EXCERPTED DATA: Begin

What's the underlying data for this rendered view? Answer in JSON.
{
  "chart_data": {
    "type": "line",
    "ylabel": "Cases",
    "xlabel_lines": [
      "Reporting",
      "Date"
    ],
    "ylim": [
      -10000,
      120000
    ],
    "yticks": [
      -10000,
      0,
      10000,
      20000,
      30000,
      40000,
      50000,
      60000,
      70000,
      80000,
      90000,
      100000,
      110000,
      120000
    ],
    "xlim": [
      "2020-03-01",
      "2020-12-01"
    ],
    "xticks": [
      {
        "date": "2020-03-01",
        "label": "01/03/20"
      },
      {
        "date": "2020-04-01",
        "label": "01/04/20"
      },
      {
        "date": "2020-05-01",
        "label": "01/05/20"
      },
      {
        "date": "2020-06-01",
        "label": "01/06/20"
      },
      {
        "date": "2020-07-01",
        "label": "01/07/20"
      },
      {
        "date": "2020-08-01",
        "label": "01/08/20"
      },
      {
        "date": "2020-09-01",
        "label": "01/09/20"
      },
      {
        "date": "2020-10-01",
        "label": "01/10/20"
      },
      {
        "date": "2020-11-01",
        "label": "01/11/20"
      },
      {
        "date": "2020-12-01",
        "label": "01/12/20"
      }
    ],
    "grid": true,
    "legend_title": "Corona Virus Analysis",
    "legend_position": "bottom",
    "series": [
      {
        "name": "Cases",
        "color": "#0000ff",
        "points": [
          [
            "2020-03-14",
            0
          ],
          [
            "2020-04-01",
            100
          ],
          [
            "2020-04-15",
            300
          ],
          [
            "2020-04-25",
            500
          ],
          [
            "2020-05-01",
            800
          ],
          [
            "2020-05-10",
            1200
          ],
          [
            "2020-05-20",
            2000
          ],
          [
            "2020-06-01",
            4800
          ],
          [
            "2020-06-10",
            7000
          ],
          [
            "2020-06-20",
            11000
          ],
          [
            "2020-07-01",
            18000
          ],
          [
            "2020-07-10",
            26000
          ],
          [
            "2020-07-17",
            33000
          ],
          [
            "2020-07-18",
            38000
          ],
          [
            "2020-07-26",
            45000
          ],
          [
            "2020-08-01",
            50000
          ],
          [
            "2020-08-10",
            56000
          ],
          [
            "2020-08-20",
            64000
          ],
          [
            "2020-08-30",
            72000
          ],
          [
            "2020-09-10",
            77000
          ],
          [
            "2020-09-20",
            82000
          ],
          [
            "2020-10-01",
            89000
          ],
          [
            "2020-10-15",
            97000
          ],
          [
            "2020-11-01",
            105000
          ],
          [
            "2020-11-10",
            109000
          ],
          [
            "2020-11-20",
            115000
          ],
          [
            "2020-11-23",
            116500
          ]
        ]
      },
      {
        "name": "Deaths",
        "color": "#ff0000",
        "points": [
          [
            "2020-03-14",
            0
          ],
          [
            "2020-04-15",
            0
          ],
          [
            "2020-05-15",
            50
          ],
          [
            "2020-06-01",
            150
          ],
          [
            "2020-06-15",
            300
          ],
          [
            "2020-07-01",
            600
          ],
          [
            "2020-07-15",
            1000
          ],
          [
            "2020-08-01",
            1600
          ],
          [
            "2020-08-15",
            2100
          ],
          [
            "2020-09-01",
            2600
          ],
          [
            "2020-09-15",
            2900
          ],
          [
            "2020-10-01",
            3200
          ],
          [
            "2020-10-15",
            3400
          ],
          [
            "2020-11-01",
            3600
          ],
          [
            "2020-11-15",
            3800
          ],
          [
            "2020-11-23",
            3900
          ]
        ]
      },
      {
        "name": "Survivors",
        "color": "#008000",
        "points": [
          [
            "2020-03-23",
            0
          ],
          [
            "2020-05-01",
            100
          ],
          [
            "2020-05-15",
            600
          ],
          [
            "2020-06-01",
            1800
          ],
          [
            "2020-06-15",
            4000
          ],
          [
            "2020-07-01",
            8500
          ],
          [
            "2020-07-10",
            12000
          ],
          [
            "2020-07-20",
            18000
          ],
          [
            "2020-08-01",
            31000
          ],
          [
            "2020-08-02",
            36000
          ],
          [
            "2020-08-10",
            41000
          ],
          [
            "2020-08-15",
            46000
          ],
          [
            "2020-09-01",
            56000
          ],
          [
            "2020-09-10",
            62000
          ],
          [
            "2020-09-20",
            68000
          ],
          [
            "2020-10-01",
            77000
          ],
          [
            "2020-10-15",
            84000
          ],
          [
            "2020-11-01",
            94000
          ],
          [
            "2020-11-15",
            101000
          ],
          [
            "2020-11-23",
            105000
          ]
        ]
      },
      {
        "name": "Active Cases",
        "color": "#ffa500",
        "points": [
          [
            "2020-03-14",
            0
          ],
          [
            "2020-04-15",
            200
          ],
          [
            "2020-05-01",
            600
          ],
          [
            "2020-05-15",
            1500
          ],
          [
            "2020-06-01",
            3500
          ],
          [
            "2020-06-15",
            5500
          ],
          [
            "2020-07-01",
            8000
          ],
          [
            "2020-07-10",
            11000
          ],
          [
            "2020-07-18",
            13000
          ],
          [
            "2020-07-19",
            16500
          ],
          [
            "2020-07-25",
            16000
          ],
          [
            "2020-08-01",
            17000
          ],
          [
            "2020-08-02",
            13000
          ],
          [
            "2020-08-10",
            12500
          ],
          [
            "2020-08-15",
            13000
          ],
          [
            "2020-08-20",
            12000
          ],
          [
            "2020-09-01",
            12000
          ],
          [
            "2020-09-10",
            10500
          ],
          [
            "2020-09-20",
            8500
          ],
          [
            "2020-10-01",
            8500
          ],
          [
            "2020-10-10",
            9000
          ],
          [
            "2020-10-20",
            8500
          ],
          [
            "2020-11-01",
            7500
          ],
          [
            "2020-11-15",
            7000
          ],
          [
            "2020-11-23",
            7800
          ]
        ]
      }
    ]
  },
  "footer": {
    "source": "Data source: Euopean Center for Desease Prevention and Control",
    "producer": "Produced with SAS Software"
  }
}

EXCERPTED DATA: End

TASK DETAILS |
Print each entry exactly as it was written.

COMPLETED EXERCISE |
What's the underlying data for this rendered view? Answer in JSON.
{
  "chart_data": {
    "type": "line",
    "ylabel": "Cases",
    "xlabel_lines": [
      "Reporting",
      "Date"
    ],
    "ylim": [
      -10000,
      120000
    ],
    "yticks": [
      -10000,
      0,
      10000,
      20000,
      30000,
      40000,
      50000,
      60000,
      70000,
      80000,
      90000,
      100000,
      110000,
      120000
    ],
    "xlim": [
      "2020-03-01",
      "2020-12-01"
    ],
    "xticks": [
      {
        "date": "2020-03-01",
        "label": "01/03/20"
      },
      {
        "date": "2020-04-01",
        "label": "01/04/20"
      },
      {
        "date": "2020-05-01",
        "label": "01/05/20"
      },
      {
        "date": "2020-06-01",
        "label": "01/06/20"
      },
      {
        "date": "2020-07-01",
        "label": "01/07/20"
      },
      {
        "date": "2020-08-01",
        "label": "01/08/20"
      },
      {
        "date": "2020-09-01",
        "label": "01/09/20"
      },
      {
        "date": "2020-10-01",
        "label": "01/10/20"
      },
      {
        "date": "2020-11-01",
        "label": "01/11/20"
      },
      {
        "date": "2020-12-01",
        "label": "01/12/20"
      }
    ],
    "grid": true,
    "legend_title": "Corona Virus Analysis",
    "legend_position": "bottom",
    "series": [
      {
        "name": "Cases",
        "color": "#0000ff",
        "points": [
          [
            "2020-03-14",
            0
          ],
          [
            "2020-04-01",
            100
          ],
          [
            "2020-04-15",
            300
          ],
          [
            "2020-04-25",
            500
          ],
          [
            "2020-05-01",
            800
          ],
          [
            "2020-05-10",
            1200
          ],
          [
            "2020-05-20",
            2000
          ],
          [
            "2020-06-01",
            4800
          ],
          [
            "2020-06-10",
            7000
          ],
          [
            "2020-06-20",
            11000
          ],
          [
            "2020-07-01",
            18000
          ],
          [
            "2020-07-10",
            26000
          ],
          [
            "2020-07-17",
            33000
          ],
          [
            "2020-07-18",
            38000
          ],
          [
            "2020-07-26",
            45000
          ],
          [
            "2020-08-01",
            50000
          ],
          [
            "2020-08-10",
            56000
          ],
          [
            "2020-08-20",
            64000
          ],
          [
            "2020-08-30",
            72000
          ],
          [
            "2020-09-10",
            77000
          ],
          [
            "2020-09-20",
            82000
          ],
          [
            "2020-10-01",
            89000
          ],
          [
            "2020-10-15",
            97000
          ],
          [
            "2020-11-01",
            105000
          ],
          [
            "2020-11-10",
            109000
          ],
          [
            "2020-11-20",
            115000
          ],
          [
            "2020-11-23",
            116500
          ]
        ]
      },
      {
        "name": "Deaths",
        "color": "#ff0000",
        "points": [
          [
            "2020-03-14",
            0
          ],
          [
            "2020-04-15",
            0
          ],
          [
            "2020-05-15",
            50
          ],
          [
            "2020-06-01",
            150
          ],
          [
            "2020-06-15",
            300
          ],
          [
            "2020-07-01",
            600
          ],
          [
            "2020-07-15",
            1000
          ],
          [
            "2020-08-01",
            1600
          ],
          [
            "2020-08-15",
            2100
          ],
          [
            "2020-09-01",
            2600
          ],
          [
            "2020-09-15",
            2900
          ],
          [
            "2020-10-01",
            3200
          ],
          [
            "2020-10-15",
            3400
          ],
          [
            "2020-11-01",
            3600
          ],
          [
            "2020-11-15",
            3800
          ],
          [
            "2020-11-23",
            3900
          ]
        ]
      },
      {
        "name": "Survivors",
        "color": "#008000",
        "points": [
          [
            "2020-03-23",
            0
          ],
          [
            "2020-05-01",
            100
          ],
          [
            "2020-05-15",
            600
          ],
          [
            "2020-06-01",
            1800
          ],
          [
            "2020-06-15",
            4000
          ],
          [
            "2020-07-01",
            8500
          ],
          [
            "2020-07-10",
            12000
          ],
          [
            "2020-07-20",
            18000
          ],
          [
            "2020-08-01",
            31000
          ],
          [
            "2020-08-02",
            36000
          ],
          [
            "2020-08-10",
            41000
          ],
          [
            "2020-08-15",
            46000
          ],
          [
            "2020-09-01",
            56000
          ],
          [
            "2020-09-10",
            62000
          ],
          [
            "2020-09-20",
            68000
          ],
          [
            "2020-10-01",
            77000
          ],
          [
            "2020-10-15",
            84000
          ],
          [
            "2020-11-01",
            94000
          ],
          [
            "2020-11-15",
            101000
          ],
          [
            "2020-11-23",
            105000
          ]
        ]
      },
      {
        "name": "Active Cases",
        "color": "#ffa500",
        "points": [
          [
            "2020-03-14",
            0
          ],
          [
            "2020-04-15",
            200
          ],
          [
            "2020-05-01",
            600
          ],
          [
            "2020-05-15",
            1500
          ],
          [
            "2020-06-01",
            3500
          ],
          [
            "2020-06-15",
            5500
          ],
          [
            "2020-07-01",
            8000
          ],
          [
            "2020-07-10",
            11000
          ],
          [
            "2020-07-18",
            13000
          ],
          [
            "2020-07-19",
            16500
          ],
          [
            "2020-07-25",
            16000
          ],
          [
            "2020-08-01",
            17000
          ],
          [
            "2020-08-02",
            13000
          ],
          [
            "2020-08-10",
            12500
          ],
          [
            "2020-08-15",
            13000
          ],
          [
            "2020-08-20",
            12000
          ],
          [
            "2020-09-01",
            12000
          ],
          [
            "2020-09-10",
            10500
          ],
          [
            "2020-09-20",
            8500
          ],
          [
            "2020-10-01",
            8500
          ],
          [
            "2020-10-10",
            9000
          ],
          [
            "2020-10-20",
            8500
          ],
          [
            "2020-11-01",
            7500
          ],
          [
            "2020-11-15",
            7000
          ],
          [
            "2020-11-23",
            7800
          ]
        ]
      }
    ]
  },
  "footer": {
    "source": "Data source: Euopean Center for Desease Prevention and Control",
    "producer": "Produced with SAS Software"
  }
}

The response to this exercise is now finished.